Article
======

# Nashville TN resources needed



## Remo (Sep 8, 2004)

We received a call from a nice lady who found a GSD near Nashville. Apparently he has heartworms (is already coughing a bit) and she does not have the resources to get him treated. 

Does anyone know of a rescue group, or humane society down that way that might be able to help her? 

Thanks in advance for any info.


----------



## Smithie86 (Jan 9, 2001)

email me


----------



## Remo (Sep 8, 2004)

Hi,

You are over your limit for PMs. 

Thanks!

Lea


----------



## Smithie86 (Jan 9, 2001)

Lea,

Send me an email in my profile!


----------



## Remo (Sep 8, 2004)

Hi,

Thanks for the reply!

Someone else has contacted this woman and here is her reply. Also, it sounds like he is a mostly GSD, but not a purebred. 

The woman who has the dog is Dottie Williams and her number is 615 881 3446. It does not sound like a very promising situation from the information below. 

Lea



I called and spoke with Dottie. She now has decided that she cannot even keep the boy. I have given her some suggestions regarding his placement and ideas of options for hw treatment funding. Apparently he has some temperament issues as well... it will not be very easy for her to place a hw positive boy that has issues though... Honestly she doesn't really like the dog that much and it is very apparent talking to her. She is afraid he will bite her... She is a vet tech so I would think she is giving an accurate description of him, however I recommended that she get him evaluated by a professional... there's just no way someone is going to adopt a pup the way she describes him right now. Not sure how this one is going to turn out. I offered to send out a plea for the pup after he was checked out if he is indeed non aggressive... we'll see if she follows through. She didn't say this but I got the impression she was ready to be done with him so not sure if any of that will happen. I'll send you the email plea if it ever gets sent to me... 


Regards,
Price


----------



## Smithie86 (Jan 9, 2001)

Price was one of the people I was thinking about.


----------

======

Entries shown

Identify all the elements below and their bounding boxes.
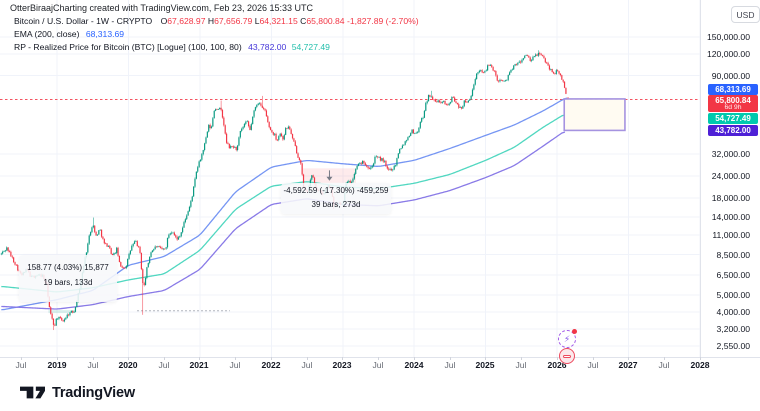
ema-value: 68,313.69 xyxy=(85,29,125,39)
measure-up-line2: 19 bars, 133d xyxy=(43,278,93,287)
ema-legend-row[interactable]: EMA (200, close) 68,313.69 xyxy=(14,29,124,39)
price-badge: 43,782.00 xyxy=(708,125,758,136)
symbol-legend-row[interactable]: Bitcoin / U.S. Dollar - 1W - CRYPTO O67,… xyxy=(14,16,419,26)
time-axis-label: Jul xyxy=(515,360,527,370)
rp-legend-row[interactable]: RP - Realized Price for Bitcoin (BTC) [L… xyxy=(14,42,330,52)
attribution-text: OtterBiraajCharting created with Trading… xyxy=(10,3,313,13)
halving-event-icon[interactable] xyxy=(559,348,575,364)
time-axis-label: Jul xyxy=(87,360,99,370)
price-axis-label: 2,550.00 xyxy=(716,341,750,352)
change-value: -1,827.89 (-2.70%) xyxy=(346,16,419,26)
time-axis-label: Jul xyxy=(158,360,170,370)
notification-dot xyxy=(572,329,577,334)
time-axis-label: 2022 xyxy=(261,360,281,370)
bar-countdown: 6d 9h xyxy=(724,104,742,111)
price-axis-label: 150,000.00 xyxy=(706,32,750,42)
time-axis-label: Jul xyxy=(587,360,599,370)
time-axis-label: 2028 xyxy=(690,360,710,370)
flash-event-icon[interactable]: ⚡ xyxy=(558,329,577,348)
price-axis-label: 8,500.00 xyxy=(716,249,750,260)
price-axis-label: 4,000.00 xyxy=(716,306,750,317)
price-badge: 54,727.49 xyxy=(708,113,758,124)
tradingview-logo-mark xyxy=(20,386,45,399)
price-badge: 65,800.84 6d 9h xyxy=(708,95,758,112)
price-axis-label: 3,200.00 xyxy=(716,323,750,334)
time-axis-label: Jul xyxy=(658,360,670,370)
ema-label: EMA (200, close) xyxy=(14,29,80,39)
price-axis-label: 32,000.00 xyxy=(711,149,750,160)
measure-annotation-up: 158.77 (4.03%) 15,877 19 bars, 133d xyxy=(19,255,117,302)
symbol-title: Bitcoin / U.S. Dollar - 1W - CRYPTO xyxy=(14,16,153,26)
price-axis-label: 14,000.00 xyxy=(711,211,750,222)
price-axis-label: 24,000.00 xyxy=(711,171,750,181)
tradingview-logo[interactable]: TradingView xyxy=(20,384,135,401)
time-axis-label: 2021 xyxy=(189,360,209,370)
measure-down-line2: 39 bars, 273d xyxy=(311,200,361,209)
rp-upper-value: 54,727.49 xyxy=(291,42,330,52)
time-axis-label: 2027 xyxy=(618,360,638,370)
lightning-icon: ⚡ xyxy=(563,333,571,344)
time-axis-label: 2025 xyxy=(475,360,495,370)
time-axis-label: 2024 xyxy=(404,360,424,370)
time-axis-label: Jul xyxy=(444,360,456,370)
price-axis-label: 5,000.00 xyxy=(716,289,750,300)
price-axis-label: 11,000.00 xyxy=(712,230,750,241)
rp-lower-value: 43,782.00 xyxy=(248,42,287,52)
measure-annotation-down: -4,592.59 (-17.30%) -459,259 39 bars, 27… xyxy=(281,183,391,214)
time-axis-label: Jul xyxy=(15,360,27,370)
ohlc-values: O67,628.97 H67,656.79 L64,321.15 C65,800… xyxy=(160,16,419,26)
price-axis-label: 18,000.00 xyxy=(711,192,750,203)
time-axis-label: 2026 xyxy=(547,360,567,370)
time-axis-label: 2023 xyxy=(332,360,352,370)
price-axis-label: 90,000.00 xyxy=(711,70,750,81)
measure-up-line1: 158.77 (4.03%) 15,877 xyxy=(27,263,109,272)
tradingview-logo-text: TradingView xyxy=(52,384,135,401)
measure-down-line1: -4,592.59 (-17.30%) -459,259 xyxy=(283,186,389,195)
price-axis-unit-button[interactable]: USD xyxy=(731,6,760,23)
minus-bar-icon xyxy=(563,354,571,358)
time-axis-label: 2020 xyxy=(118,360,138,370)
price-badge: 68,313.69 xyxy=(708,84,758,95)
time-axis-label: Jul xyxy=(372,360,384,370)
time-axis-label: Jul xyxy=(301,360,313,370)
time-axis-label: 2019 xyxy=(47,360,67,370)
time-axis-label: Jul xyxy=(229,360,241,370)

======

Exercise task
In the forum thread, what job does the woman who has the dog hold?

Solution to this task
She is a vet tech.